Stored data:
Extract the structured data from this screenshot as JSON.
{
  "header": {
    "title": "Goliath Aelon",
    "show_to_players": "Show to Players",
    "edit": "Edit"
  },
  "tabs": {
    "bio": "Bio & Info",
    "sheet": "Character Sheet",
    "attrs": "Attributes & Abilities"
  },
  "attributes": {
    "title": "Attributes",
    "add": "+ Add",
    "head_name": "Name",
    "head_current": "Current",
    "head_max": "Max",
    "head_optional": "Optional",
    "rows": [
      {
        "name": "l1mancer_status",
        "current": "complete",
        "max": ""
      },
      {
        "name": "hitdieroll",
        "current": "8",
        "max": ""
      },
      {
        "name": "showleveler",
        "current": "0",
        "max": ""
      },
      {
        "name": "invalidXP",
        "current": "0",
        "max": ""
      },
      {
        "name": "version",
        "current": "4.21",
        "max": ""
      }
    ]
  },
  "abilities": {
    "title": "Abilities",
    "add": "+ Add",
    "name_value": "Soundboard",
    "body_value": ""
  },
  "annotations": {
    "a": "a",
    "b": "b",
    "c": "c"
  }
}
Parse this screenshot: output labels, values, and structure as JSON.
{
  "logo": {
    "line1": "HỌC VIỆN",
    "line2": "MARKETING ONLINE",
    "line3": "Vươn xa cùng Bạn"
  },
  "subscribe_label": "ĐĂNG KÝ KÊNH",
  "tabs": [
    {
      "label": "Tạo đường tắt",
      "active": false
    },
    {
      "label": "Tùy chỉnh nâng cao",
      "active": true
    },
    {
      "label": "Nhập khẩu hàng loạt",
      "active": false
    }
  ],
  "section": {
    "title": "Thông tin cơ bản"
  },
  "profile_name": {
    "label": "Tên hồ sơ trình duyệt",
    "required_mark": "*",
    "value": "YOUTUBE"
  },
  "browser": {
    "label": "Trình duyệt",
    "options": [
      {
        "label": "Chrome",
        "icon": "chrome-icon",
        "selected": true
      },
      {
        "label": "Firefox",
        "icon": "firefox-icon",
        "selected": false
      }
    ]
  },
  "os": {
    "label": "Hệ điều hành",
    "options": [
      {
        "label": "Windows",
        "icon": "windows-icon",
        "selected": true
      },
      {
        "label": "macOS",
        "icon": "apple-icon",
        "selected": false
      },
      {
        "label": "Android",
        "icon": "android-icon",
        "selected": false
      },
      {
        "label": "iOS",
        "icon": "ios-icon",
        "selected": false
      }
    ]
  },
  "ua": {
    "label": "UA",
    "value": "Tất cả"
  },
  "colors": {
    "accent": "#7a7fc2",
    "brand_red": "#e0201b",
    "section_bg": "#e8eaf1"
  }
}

▶ _WORK REQUIRED_
Find the string "duyệt" in the listing and return every line that holds it.

▶ _SOLUTION TO THIS PROBLEM_
    "label": "Tên hồ sơ trình duyệt",
    "label": "Trình duyệt",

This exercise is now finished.